Task prompt: Skip the pictures and repeat each line of the data exactly.

☆ ☆ ☆ ☆ ☆ ☆ ☆

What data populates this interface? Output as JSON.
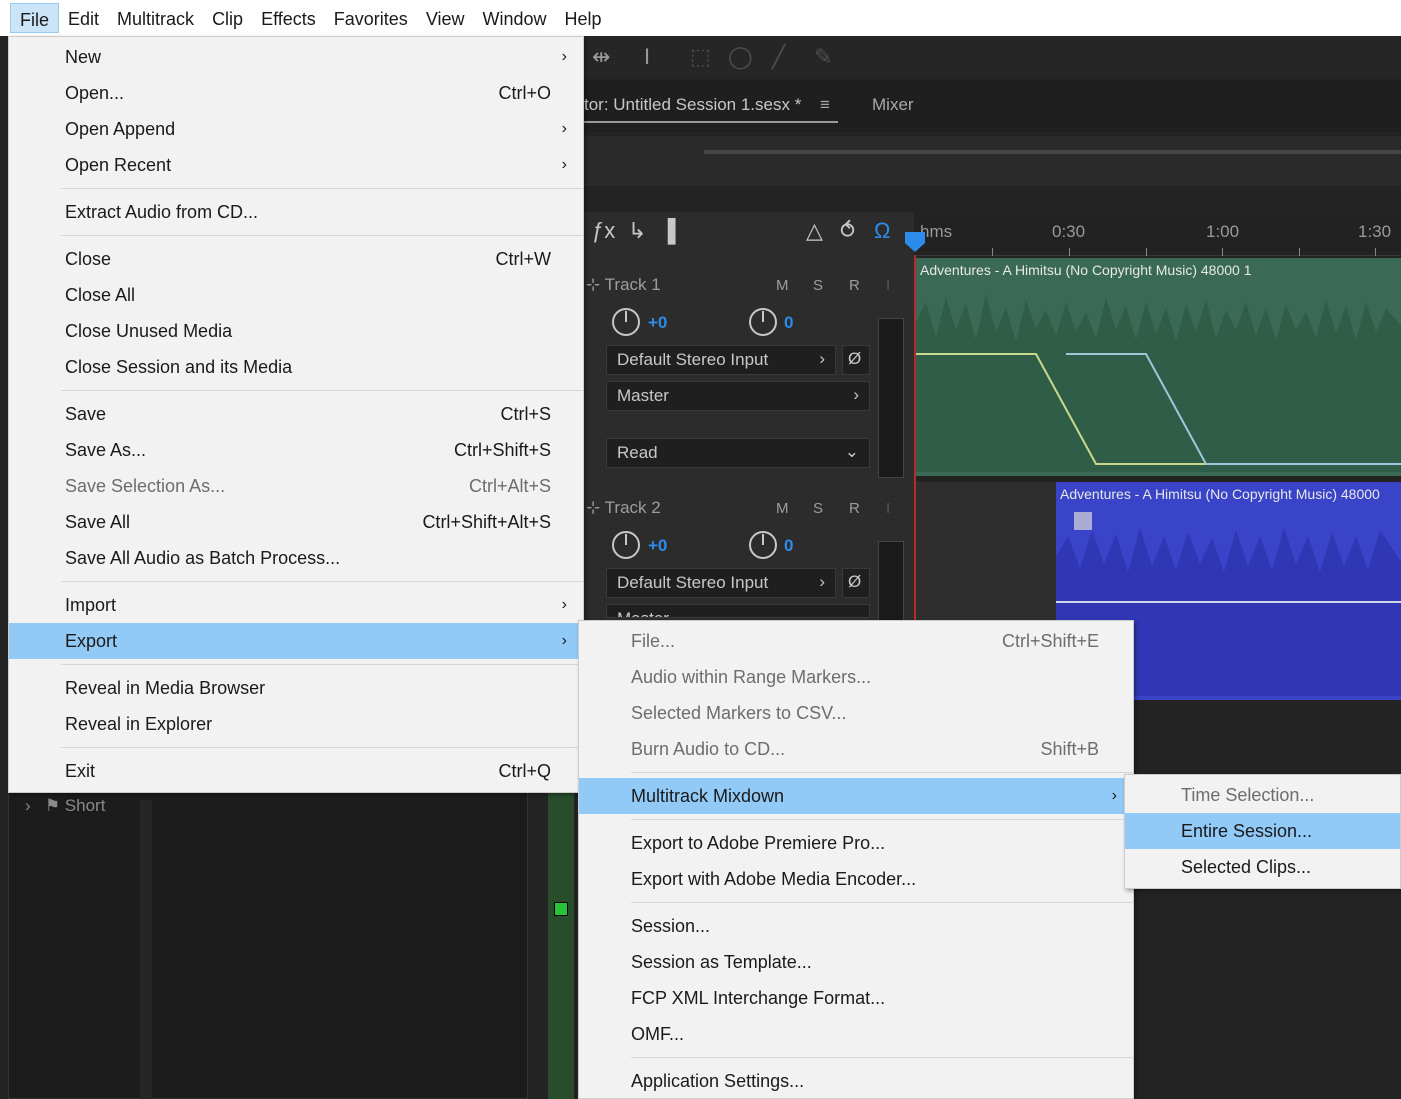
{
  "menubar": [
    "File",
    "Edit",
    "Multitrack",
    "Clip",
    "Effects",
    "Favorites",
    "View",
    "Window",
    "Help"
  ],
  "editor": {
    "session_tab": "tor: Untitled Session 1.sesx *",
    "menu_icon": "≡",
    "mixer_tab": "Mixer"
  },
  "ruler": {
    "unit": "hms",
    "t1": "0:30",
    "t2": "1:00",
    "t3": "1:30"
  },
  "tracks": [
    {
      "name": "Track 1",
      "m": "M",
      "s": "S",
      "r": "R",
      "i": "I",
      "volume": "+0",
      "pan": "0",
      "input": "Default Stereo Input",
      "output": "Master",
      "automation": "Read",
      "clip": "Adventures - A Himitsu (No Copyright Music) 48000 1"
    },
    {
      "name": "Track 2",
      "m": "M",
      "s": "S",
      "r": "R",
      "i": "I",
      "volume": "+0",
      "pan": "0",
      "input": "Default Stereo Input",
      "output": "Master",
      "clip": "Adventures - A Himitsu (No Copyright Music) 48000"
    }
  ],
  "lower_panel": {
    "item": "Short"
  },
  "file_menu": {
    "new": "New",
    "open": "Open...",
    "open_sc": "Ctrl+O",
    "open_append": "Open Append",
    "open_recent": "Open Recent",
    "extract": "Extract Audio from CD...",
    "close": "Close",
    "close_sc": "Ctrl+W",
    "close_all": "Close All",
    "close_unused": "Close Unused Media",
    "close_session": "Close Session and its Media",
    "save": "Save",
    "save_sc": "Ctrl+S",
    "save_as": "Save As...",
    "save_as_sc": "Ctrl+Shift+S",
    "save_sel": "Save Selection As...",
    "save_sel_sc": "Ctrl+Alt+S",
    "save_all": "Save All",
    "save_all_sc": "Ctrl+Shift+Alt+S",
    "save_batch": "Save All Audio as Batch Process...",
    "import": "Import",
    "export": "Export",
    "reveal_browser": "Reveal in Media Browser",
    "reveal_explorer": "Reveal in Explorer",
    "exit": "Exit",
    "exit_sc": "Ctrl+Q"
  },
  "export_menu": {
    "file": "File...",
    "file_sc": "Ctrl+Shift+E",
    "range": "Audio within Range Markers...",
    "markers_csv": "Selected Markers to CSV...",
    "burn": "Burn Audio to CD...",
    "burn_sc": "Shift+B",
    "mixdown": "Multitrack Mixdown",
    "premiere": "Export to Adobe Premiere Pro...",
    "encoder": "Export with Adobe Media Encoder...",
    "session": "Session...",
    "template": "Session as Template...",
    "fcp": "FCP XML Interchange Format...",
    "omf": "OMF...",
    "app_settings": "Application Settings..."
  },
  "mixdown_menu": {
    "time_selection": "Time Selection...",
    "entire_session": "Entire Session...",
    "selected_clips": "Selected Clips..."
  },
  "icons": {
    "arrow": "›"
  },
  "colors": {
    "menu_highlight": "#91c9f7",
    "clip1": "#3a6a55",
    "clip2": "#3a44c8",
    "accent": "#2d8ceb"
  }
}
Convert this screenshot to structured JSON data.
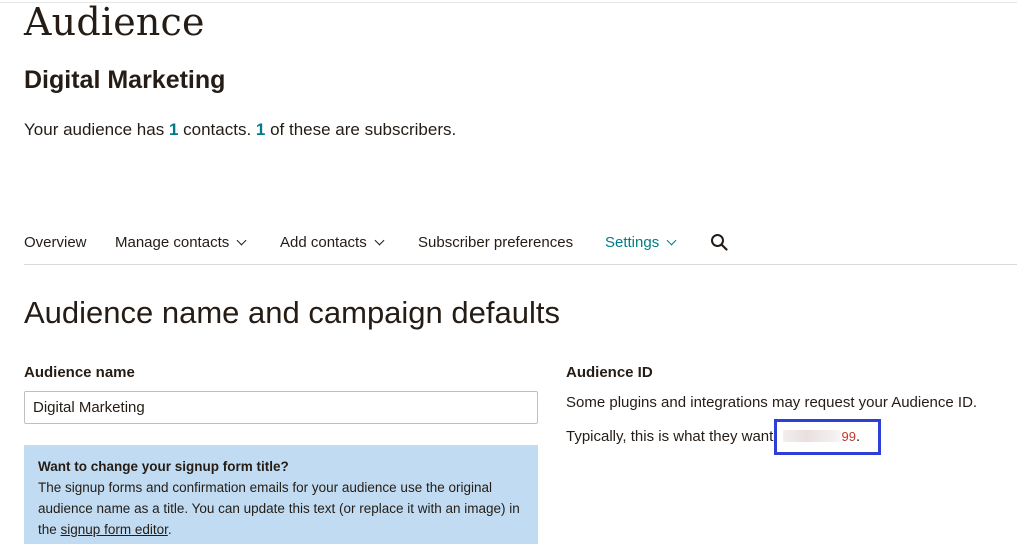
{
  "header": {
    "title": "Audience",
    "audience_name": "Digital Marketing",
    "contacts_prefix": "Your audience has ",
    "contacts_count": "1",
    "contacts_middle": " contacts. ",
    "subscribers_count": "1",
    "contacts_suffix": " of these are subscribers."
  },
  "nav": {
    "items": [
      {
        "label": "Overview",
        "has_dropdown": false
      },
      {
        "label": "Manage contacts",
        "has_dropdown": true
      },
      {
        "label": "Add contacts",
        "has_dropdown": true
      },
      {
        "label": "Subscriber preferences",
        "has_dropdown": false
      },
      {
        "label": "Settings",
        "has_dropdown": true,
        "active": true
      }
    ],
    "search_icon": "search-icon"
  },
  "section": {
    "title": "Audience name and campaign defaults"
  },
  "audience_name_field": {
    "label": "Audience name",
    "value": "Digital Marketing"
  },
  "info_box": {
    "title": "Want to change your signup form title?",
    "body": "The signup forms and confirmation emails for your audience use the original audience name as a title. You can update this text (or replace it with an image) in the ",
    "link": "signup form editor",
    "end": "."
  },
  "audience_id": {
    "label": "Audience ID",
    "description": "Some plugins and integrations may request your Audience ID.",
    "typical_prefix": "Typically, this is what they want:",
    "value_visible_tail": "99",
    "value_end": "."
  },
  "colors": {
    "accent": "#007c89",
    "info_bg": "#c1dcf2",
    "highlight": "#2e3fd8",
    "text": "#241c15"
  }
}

☆ ☆ ☆ ☆ ☆ ☆ ☆

Full output:
What data populates this interface? Output as JSON.
{
  "menubar": [
    "File",
    "Edit",
    "Multitrack",
    "Clip",
    "Effects",
    "Favorites",
    "View",
    "Window",
    "Help"
  ],
  "editor": {
    "session_tab": "tor: Untitled Session 1.sesx *",
    "menu_icon": "≡",
    "mixer_tab": "Mixer"
  },
  "ruler": {
    "unit": "hms",
    "t1": "0:30",
    "t2": "1:00",
    "t3": "1:30"
  },
  "tracks": [
    {
      "name": "Track 1",
      "m": "M",
      "s": "S",
      "r": "R",
      "i": "I",
      "volume": "+0",
      "pan": "0",
      "input": "Default Stereo Input",
      "output": "Master",
      "automation": "Read",
      "clip": "Adventures - A Himitsu (No Copyright Music) 48000 1"
    },
    {
      "name": "Track 2",
      "m": "M",
      "s": "S",
      "r": "R",
      "i": "I",
      "volume": "+0",
      "pan": "0",
      "input": "Default Stereo Input",
      "output": "Master",
      "clip": "Adventures - A Himitsu (No Copyright Music) 48000"
    }
  ],
  "lower_panel": {
    "item": "Short"
  },
  "file_menu": {
    "new": "New",
    "open": "Open...",
    "open_sc": "Ctrl+O",
    "open_append": "Open Append",
    "open_recent": "Open Recent",
    "extract": "Extract Audio from CD...",
    "close": "Close",
    "close_sc": "Ctrl+W",
    "close_all": "Close All",
    "close_unused": "Close Unused Media",
    "close_session": "Close Session and its Media",
    "save": "Save",
    "save_sc": "Ctrl+S",
    "save_as": "Save As...",
    "save_as_sc": "Ctrl+Shift+S",
    "save_sel": "Save Selection As...",
    "save_sel_sc": "Ctrl+Alt+S",
    "save_all": "Save All",
    "save_all_sc": "Ctrl+Shift+Alt+S",
    "save_batch": "Save All Audio as Batch Process...",
    "import": "Import",
    "export": "Export",
    "reveal_browser": "Reveal in Media Browser",
    "reveal_explorer": "Reveal in Explorer",
    "exit": "Exit",
    "exit_sc": "Ctrl+Q"
  },
  "export_menu": {
    "file": "File...",
    "file_sc": "Ctrl+Shift+E",
    "range": "Audio within Range Markers...",
    "markers_csv": "Selected Markers to CSV...",
    "burn": "Burn Audio to CD...",
    "burn_sc": "Shift+B",
    "mixdown": "Multitrack Mixdown",
    "premiere": "Export to Adobe Premiere Pro...",
    "encoder": "Export with Adobe Media Encoder...",
    "session": "Session...",
    "template": "Session as Template...",
    "fcp": "FCP XML Interchange Format...",
    "omf": "OMF...",
    "app_settings": "Application Settings..."
  },
  "mixdown_menu": {
    "time_selection": "Time Selection...",
    "entire_session": "Entire Session...",
    "selected_clips": "Selected Clips..."
  },
  "icons": {
    "arrow": "›"
  },
  "colors": {
    "menu_highlight": "#91c9f7",
    "clip1": "#3a6a55",
    "clip2": "#3a44c8",
    "accent": "#2d8ceb"
  }
}
Convert this screenshot to structured JSON data.
{
  "header": {
    "title": "Audience",
    "audience_name": "Digital Marketing",
    "contacts_prefix": "Your audience has ",
    "contacts_count": "1",
    "contacts_middle": " contacts. ",
    "subscribers_count": "1",
    "contacts_suffix": " of these are subscribers."
  },
  "nav": {
    "items": [
      {
        "label": "Overview",
        "has_dropdown": false
      },
      {
        "label": "Manage contacts",
        "has_dropdown": true
      },
      {
        "label": "Add contacts",
        "has_dropdown": true
      },
      {
        "label": "Subscriber preferences",
        "has_dropdown": false
      },
      {
        "label": "Settings",
        "has_dropdown": true,
        "active": true
      }
    ],
    "search_icon": "search-icon"
  },
  "section": {
    "title": "Audience name and campaign defaults"
  },
  "audience_name_field": {
    "label": "Audience name",
    "value": "Digital Marketing"
  },
  "info_box": {
    "title": "Want to change your signup form title?",
    "body": "The signup forms and confirmation emails for your audience use the original audience name as a title. You can update this text (or replace it with an image) in the ",
    "link": "signup form editor",
    "end": "."
  },
  "audience_id": {
    "label": "Audience ID",
    "description": "Some plugins and integrations may request your Audience ID.",
    "typical_prefix": "Typically, this is what they want:",
    "value_visible_tail": "99",
    "value_end": "."
  },
  "colors": {
    "accent": "#007c89",
    "info_bg": "#c1dcf2",
    "highlight": "#2e3fd8",
    "text": "#241c15"
  }
}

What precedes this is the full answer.